### What you should do
Quote exactly the lines from the line containing "Read all visible content and emit it as JSON." to the line containing "Enumerate this screenshot's", both lines included, please, and nothing more.

===== Records for the exercise

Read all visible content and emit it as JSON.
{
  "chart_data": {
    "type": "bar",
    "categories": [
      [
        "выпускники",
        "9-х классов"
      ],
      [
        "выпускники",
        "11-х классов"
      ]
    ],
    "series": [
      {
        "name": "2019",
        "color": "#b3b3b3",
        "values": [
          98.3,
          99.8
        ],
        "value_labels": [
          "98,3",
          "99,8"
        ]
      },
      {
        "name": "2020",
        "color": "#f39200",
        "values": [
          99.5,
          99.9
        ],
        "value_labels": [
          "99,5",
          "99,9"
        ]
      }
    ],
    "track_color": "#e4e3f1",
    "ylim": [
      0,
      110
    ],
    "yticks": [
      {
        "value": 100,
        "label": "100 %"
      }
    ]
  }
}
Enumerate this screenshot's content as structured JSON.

==========
===== Records for the exercise

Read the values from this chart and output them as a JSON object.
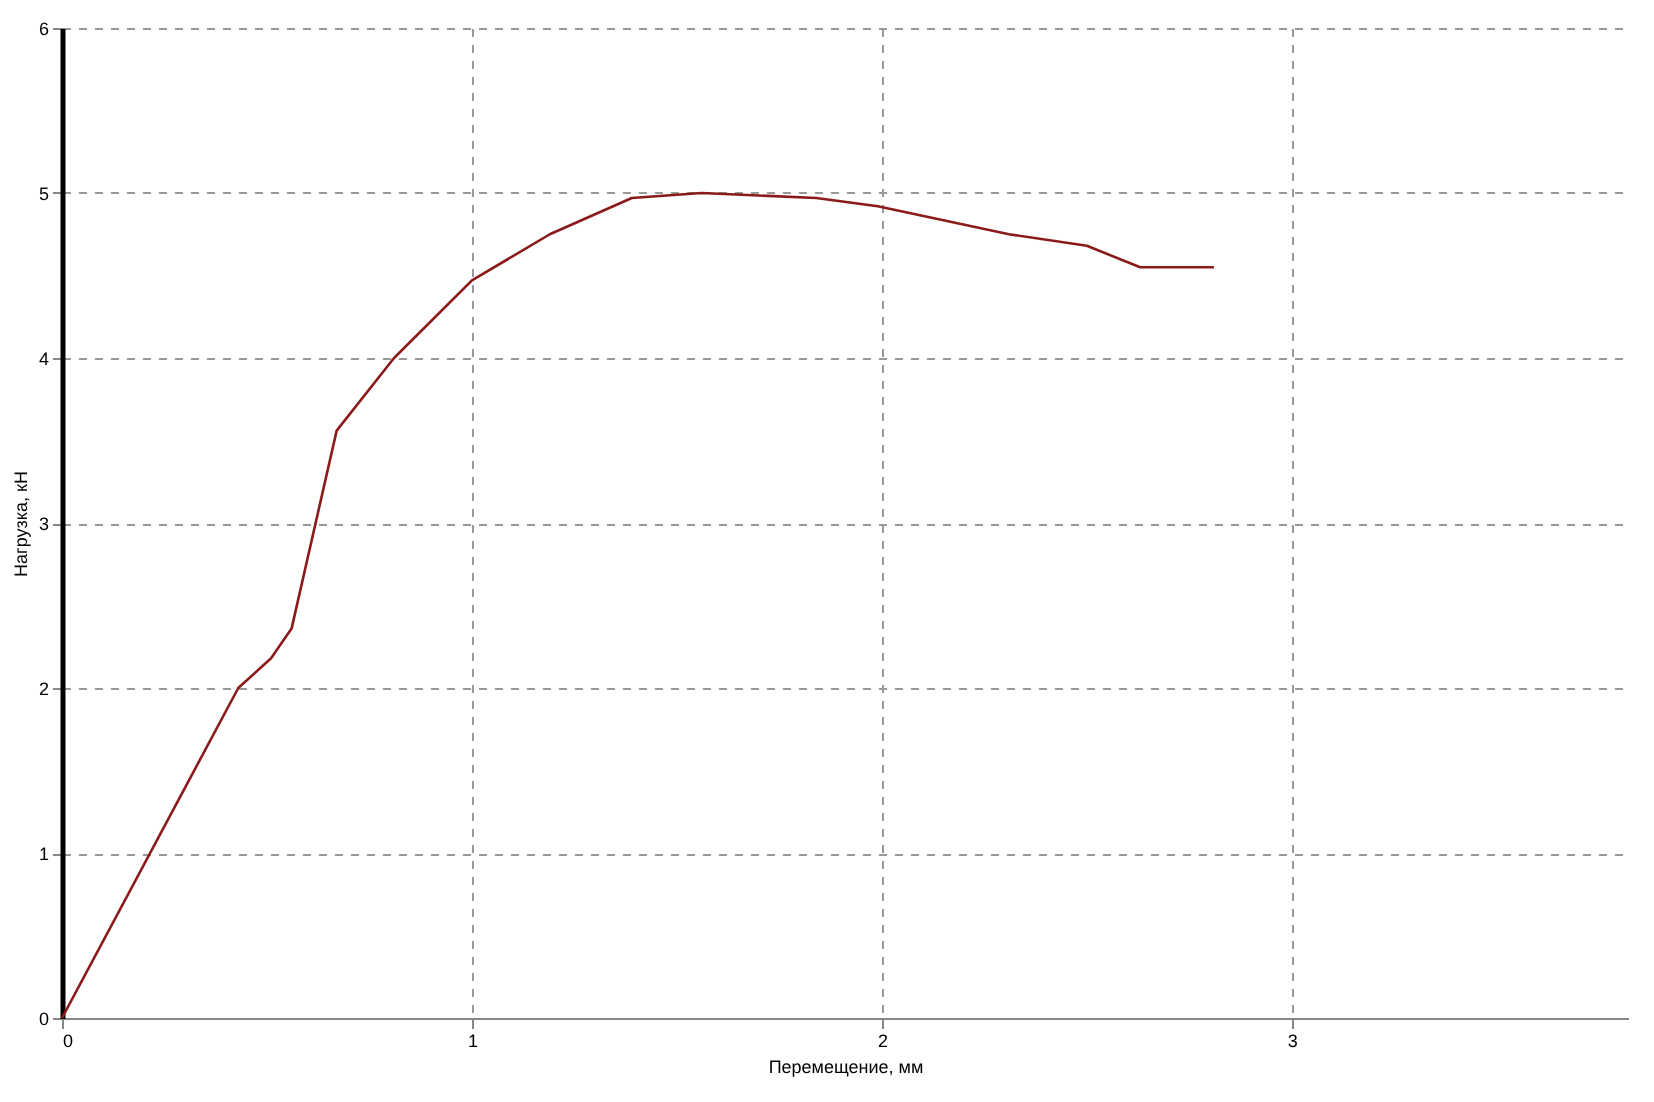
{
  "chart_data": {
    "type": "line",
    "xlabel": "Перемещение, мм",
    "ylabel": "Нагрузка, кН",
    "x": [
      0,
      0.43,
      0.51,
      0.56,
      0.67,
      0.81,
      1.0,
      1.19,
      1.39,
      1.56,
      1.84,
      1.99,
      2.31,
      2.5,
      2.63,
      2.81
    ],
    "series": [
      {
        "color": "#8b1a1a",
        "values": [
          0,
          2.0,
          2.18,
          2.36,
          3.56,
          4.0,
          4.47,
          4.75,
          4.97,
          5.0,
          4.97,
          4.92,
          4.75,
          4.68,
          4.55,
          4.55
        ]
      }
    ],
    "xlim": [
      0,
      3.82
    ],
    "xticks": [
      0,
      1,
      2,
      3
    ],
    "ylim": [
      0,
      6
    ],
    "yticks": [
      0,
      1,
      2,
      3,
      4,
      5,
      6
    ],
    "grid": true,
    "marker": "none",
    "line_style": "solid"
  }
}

==========

### Exercise response
Read all visible content and emit it as JSON.
{
  "chart_data": {
    "type": "bar",
    "categories": [
      [
        "выпускники",
        "9-х классов"
      ],
      [
        "выпускники",
        "11-х классов"
      ]
    ],
    "series": [
      {
        "name": "2019",
        "color": "#b3b3b3",
        "values": [
          98.3,
          99.8
        ],
        "value_labels": [
          "98,3",
          "99,8"
        ]
      },
      {
        "name": "2020",
        "color": "#f39200",
        "values": [
          99.5,
          99.9
        ],
        "value_labels": [
          "99,5",
          "99,9"
        ]
      }
    ],
    "track_color": "#e4e3f1",
    "ylim": [
      0,
      110
    ],
    "yticks": [
      {
        "value": 100,
        "label": "100 %"
      }
    ]
  }
}
Enumerate this screenshot's content as structured JSON.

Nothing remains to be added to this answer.